## [YOUR TASK]
Select, from the data, each line where "temperature" occurs.
Start of EXTRACTED INFORMATION
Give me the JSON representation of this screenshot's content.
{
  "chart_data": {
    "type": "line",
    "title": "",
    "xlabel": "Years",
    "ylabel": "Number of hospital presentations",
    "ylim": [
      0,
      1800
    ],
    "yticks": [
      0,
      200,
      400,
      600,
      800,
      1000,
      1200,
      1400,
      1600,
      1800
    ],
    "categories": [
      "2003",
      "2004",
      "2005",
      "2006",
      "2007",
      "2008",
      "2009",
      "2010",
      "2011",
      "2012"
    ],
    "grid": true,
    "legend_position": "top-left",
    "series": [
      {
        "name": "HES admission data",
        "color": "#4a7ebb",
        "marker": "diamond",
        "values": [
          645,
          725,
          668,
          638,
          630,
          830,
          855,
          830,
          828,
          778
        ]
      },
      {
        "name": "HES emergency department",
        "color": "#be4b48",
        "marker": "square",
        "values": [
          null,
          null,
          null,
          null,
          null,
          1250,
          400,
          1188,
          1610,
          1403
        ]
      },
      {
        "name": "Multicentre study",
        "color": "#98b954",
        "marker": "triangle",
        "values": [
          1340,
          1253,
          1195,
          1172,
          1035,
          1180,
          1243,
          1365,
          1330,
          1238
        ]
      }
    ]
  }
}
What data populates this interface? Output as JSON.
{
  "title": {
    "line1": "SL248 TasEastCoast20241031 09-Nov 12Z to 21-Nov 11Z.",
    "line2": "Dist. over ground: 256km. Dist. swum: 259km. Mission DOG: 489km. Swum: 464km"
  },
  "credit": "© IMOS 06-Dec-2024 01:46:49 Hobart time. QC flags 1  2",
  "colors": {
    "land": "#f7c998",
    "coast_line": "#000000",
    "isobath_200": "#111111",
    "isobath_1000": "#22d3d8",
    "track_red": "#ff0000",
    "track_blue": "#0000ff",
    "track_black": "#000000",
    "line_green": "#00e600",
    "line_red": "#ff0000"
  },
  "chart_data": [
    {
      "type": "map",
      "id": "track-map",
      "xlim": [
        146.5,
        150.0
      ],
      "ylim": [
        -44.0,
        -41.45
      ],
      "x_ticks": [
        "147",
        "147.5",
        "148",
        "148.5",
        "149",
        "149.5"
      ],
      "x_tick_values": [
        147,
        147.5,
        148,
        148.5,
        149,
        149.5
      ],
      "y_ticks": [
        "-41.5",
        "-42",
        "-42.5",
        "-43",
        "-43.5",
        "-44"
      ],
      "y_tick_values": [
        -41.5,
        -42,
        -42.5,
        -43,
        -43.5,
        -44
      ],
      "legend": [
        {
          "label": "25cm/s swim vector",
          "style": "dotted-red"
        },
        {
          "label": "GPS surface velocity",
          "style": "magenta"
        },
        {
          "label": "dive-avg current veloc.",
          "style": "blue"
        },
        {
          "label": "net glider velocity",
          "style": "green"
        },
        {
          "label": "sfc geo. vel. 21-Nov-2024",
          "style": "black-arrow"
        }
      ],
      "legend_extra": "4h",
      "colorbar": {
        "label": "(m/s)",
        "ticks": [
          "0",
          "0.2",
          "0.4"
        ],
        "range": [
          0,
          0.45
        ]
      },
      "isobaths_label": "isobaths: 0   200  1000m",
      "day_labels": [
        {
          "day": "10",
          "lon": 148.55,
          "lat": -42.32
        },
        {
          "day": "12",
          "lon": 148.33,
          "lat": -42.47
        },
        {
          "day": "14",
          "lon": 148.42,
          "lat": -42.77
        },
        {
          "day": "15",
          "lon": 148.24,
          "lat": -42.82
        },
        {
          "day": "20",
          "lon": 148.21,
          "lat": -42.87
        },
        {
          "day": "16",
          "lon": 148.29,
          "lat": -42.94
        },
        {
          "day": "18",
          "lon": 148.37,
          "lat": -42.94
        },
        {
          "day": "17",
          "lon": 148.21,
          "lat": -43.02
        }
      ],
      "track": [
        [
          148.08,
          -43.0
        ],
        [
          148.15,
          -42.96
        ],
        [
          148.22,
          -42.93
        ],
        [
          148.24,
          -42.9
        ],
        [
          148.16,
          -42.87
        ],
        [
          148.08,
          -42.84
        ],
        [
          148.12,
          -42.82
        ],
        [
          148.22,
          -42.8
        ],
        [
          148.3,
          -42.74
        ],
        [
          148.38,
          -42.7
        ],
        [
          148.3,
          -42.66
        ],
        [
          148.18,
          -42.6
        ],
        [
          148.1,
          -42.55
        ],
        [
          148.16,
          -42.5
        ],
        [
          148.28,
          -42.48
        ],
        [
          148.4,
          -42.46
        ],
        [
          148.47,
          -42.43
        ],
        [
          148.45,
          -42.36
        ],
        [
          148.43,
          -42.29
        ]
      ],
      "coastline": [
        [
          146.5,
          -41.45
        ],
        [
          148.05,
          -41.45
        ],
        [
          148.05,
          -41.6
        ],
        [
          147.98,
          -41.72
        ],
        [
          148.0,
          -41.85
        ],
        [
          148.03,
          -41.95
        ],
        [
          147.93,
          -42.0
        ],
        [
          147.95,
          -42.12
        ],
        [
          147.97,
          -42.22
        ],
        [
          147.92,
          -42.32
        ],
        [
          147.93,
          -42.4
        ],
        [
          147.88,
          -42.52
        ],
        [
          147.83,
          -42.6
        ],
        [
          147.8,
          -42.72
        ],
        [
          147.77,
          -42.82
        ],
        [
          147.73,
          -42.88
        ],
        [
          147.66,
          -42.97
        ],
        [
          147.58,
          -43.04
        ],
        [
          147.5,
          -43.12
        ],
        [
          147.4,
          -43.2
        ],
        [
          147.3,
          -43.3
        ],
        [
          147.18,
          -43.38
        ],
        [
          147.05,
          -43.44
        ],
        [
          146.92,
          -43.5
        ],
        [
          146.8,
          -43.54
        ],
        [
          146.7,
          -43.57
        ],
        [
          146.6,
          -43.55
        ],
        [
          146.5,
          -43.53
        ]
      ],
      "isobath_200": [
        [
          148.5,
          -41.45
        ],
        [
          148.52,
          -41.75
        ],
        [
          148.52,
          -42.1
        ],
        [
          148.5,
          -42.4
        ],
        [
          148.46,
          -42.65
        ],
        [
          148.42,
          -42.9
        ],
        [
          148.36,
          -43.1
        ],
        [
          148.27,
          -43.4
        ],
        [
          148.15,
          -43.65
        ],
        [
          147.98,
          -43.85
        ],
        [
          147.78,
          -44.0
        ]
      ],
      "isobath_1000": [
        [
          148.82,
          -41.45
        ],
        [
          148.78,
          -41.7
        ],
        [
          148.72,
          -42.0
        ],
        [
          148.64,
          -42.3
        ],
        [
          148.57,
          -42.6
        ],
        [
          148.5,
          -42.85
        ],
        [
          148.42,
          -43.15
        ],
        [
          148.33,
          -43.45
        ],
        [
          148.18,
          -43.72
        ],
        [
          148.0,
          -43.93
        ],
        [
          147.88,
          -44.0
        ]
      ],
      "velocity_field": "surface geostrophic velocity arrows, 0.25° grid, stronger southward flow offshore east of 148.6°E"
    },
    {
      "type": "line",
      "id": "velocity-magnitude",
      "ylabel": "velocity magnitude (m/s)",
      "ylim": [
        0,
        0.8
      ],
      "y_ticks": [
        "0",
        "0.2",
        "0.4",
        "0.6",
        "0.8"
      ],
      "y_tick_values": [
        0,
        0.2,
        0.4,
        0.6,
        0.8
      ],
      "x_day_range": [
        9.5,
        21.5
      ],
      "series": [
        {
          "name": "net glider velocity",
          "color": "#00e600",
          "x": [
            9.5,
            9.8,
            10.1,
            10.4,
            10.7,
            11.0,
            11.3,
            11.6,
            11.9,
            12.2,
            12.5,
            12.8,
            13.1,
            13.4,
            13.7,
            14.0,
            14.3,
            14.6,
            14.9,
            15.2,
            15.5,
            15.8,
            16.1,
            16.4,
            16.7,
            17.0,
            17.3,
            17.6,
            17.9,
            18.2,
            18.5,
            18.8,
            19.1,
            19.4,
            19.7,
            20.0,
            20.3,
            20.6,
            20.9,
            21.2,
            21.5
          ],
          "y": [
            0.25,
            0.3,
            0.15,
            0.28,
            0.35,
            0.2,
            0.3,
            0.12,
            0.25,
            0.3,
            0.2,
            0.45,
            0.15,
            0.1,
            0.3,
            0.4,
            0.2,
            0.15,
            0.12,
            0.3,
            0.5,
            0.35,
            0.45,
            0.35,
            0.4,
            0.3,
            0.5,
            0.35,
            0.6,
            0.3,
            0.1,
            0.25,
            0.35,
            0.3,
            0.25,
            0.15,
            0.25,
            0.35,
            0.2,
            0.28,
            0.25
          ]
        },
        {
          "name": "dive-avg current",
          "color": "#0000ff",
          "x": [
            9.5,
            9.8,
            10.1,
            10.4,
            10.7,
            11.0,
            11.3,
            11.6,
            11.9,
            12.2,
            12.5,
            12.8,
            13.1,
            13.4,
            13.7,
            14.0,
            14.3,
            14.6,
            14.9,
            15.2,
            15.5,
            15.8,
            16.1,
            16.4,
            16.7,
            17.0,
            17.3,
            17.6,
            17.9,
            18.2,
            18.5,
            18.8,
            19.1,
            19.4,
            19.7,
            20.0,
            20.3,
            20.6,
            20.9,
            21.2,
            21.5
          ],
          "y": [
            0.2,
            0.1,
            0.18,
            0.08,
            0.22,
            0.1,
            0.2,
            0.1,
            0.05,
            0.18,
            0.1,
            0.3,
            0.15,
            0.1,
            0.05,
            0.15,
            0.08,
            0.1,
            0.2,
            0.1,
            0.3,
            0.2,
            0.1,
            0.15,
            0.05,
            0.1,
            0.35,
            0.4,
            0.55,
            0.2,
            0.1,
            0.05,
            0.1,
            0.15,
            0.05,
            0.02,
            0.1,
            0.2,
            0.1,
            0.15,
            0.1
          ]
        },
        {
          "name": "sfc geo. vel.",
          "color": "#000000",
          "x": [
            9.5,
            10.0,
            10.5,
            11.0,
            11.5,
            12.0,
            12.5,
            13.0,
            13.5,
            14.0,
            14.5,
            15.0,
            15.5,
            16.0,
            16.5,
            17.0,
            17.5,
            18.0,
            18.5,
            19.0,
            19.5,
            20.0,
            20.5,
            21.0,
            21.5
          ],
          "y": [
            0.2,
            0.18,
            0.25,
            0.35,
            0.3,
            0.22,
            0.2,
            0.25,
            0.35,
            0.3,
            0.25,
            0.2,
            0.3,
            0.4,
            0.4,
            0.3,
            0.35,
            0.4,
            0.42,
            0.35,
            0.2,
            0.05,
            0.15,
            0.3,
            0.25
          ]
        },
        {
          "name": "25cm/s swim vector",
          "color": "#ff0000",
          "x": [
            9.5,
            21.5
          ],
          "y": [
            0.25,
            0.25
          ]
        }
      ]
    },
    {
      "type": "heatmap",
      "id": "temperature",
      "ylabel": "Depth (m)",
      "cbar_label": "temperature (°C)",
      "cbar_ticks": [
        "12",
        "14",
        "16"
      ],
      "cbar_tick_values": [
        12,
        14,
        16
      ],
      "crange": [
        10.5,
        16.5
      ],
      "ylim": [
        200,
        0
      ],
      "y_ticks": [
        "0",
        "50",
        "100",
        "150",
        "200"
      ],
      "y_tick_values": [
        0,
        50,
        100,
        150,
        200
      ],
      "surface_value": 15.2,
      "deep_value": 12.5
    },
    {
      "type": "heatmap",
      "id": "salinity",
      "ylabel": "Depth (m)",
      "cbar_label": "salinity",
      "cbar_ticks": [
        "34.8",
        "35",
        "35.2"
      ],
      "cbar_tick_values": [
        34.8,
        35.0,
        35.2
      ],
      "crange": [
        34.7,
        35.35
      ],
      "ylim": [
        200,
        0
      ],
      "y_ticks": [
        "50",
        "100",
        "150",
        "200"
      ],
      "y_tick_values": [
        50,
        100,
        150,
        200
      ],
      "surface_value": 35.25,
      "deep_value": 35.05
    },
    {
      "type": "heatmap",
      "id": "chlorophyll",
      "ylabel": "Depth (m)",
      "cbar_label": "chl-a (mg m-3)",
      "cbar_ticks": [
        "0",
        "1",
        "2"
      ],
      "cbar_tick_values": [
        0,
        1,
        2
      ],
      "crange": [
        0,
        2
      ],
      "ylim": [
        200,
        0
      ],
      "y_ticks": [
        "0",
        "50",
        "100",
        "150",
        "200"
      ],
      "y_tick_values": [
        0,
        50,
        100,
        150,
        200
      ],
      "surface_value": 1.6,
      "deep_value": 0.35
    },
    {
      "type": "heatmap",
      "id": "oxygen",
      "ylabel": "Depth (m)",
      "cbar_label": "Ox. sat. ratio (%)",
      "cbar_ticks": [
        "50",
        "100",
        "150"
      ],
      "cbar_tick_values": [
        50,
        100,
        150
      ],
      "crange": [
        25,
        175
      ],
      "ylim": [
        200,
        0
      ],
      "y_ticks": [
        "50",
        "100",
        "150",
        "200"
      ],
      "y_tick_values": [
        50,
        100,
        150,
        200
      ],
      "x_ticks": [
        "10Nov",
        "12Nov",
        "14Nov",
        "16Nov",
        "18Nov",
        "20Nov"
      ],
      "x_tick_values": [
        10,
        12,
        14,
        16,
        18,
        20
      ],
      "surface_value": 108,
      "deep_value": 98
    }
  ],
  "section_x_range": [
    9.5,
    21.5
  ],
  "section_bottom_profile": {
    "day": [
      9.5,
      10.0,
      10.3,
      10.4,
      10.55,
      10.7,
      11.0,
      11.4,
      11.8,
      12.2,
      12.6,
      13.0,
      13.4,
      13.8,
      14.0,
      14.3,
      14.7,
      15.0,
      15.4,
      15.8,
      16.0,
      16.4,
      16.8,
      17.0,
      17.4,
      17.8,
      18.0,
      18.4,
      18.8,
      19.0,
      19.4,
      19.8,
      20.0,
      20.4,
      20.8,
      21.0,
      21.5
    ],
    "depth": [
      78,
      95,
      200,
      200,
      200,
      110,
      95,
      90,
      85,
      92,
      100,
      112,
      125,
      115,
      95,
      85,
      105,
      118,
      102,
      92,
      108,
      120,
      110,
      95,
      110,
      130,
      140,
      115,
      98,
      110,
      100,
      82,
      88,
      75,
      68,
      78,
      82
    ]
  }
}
End of EXTRACTED INFORMATION
## [SOLUTION FOR THIS PROBLEM]
      "id": "temperature",
      "cbar_label": "temperature (°C)",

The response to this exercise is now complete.